**REQUEST:**
Return the material word for word. Do not include the pictures.

**MATERIAL SUPPLIED:**
========
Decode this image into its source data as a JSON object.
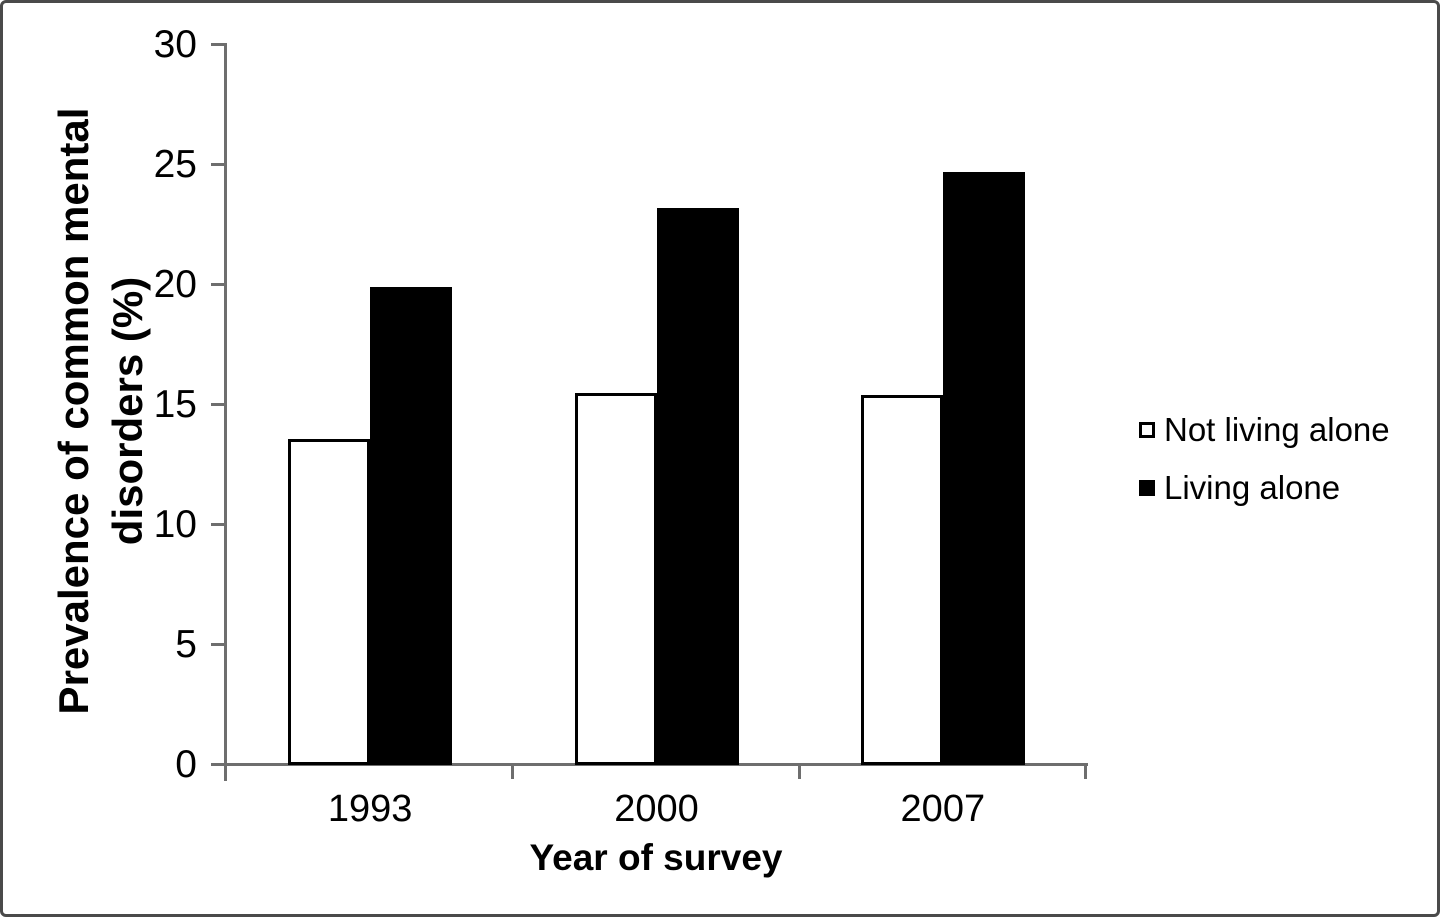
{
  "figure": {
    "background": "#ffffff",
    "border_color": "#4a4a4a"
  },
  "chart_data": {
    "type": "bar",
    "title": "",
    "categories": [
      "1993",
      "2000",
      "2007"
    ],
    "series": [
      {
        "name": "Not living alone",
        "values": [
          13.6,
          15.5,
          15.4
        ],
        "fill": "#ffffff",
        "stroke": "#000000"
      },
      {
        "name": "Living alone",
        "values": [
          19.9,
          23.2,
          24.7
        ],
        "fill": "#000000",
        "stroke": "#000000"
      }
    ],
    "xlabel": "Year of survey",
    "ylabel_line1": "Prevalence of common mental",
    "ylabel_line2": "disorders (%)",
    "ylim": [
      0,
      30
    ],
    "yticks": [
      0,
      5,
      10,
      15,
      20,
      25,
      30
    ],
    "grid": false,
    "axis_color": "#6e6e6e",
    "legend_position": "right",
    "legend": [
      {
        "label": "Not living alone",
        "marker": "open-square"
      },
      {
        "label": "Living alone",
        "marker": "filled-square"
      }
    ]
  }
}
========
**RIGHT ANSWER:**
Decode this image into its source data as a JSON object.
{
  "figure": {
    "background": "#ffffff",
    "border_color": "#4a4a4a"
  },
  "chart_data": {
    "type": "bar",
    "title": "",
    "categories": [
      "1993",
      "2000",
      "2007"
    ],
    "series": [
      {
        "name": "Not living alone",
        "values": [
          13.6,
          15.5,
          15.4
        ],
        "fill": "#ffffff",
        "stroke": "#000000"
      },
      {
        "name": "Living alone",
        "values": [
          19.9,
          23.2,
          24.7
        ],
        "fill": "#000000",
        "stroke": "#000000"
      }
    ],
    "xlabel": "Year of survey",
    "ylabel_line1": "Prevalence of common mental",
    "ylabel_line2": "disorders (%)",
    "ylim": [
      0,
      30
    ],
    "yticks": [
      0,
      5,
      10,
      15,
      20,
      25,
      30
    ],
    "grid": false,
    "axis_color": "#6e6e6e",
    "legend_position": "right",
    "legend": [
      {
        "label": "Not living alone",
        "marker": "open-square"
      },
      {
        "label": "Living alone",
        "marker": "filled-square"
      }
    ]
  }
}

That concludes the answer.